Given entries:
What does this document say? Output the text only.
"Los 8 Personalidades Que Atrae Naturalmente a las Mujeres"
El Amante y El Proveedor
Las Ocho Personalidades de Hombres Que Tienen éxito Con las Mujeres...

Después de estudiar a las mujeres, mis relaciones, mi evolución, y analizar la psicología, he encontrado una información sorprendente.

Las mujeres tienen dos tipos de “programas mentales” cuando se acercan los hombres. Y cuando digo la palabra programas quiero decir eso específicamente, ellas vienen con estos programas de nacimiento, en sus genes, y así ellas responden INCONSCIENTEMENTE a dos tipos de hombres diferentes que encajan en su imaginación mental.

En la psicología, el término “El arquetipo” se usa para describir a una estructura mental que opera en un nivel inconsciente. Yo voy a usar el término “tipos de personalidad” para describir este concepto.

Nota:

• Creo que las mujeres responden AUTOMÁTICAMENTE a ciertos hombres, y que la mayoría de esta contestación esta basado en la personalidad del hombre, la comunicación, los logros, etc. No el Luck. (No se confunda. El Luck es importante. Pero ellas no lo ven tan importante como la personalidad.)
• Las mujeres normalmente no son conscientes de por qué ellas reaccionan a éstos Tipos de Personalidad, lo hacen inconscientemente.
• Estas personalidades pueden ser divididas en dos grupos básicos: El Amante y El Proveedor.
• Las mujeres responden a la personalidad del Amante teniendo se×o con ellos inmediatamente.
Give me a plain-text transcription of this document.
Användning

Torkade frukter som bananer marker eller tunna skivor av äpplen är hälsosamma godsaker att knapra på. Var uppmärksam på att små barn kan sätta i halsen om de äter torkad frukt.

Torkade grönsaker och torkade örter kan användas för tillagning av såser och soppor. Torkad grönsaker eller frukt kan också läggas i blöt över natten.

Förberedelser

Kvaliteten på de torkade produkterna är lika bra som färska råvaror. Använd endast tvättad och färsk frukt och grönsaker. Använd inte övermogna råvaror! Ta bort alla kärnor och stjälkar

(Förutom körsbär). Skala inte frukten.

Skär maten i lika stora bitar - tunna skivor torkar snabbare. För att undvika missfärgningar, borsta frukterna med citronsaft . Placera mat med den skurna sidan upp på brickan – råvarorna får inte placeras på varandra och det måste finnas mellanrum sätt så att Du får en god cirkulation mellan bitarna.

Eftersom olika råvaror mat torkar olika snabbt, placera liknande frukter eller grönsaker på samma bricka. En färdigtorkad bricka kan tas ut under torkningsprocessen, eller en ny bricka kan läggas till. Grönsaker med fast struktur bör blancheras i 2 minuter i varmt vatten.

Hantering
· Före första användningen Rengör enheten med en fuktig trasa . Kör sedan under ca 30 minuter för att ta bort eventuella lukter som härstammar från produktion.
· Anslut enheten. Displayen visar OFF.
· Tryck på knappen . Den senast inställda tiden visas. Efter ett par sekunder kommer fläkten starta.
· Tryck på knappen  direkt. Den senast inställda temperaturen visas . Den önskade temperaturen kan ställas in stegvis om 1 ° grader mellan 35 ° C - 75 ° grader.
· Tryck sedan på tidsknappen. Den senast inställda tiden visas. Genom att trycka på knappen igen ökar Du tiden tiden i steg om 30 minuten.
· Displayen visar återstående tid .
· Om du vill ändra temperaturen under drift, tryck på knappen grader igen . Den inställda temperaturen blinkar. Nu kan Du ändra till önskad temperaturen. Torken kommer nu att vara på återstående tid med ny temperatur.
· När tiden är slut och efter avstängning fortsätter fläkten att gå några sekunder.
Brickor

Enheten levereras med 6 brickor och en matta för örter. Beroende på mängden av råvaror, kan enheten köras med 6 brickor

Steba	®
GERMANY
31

Exercise:
Search the data above for the string "Amante". Report every line where it is found.

Result of this task:
El Amante y El Proveedor
• Estas personalidades pueden ser divididas en dos grupos básicos: El Amante y El Proveedor.
• Las mujeres responden a la personalidad del Amante teniendo se×o con ellos inmediatamente.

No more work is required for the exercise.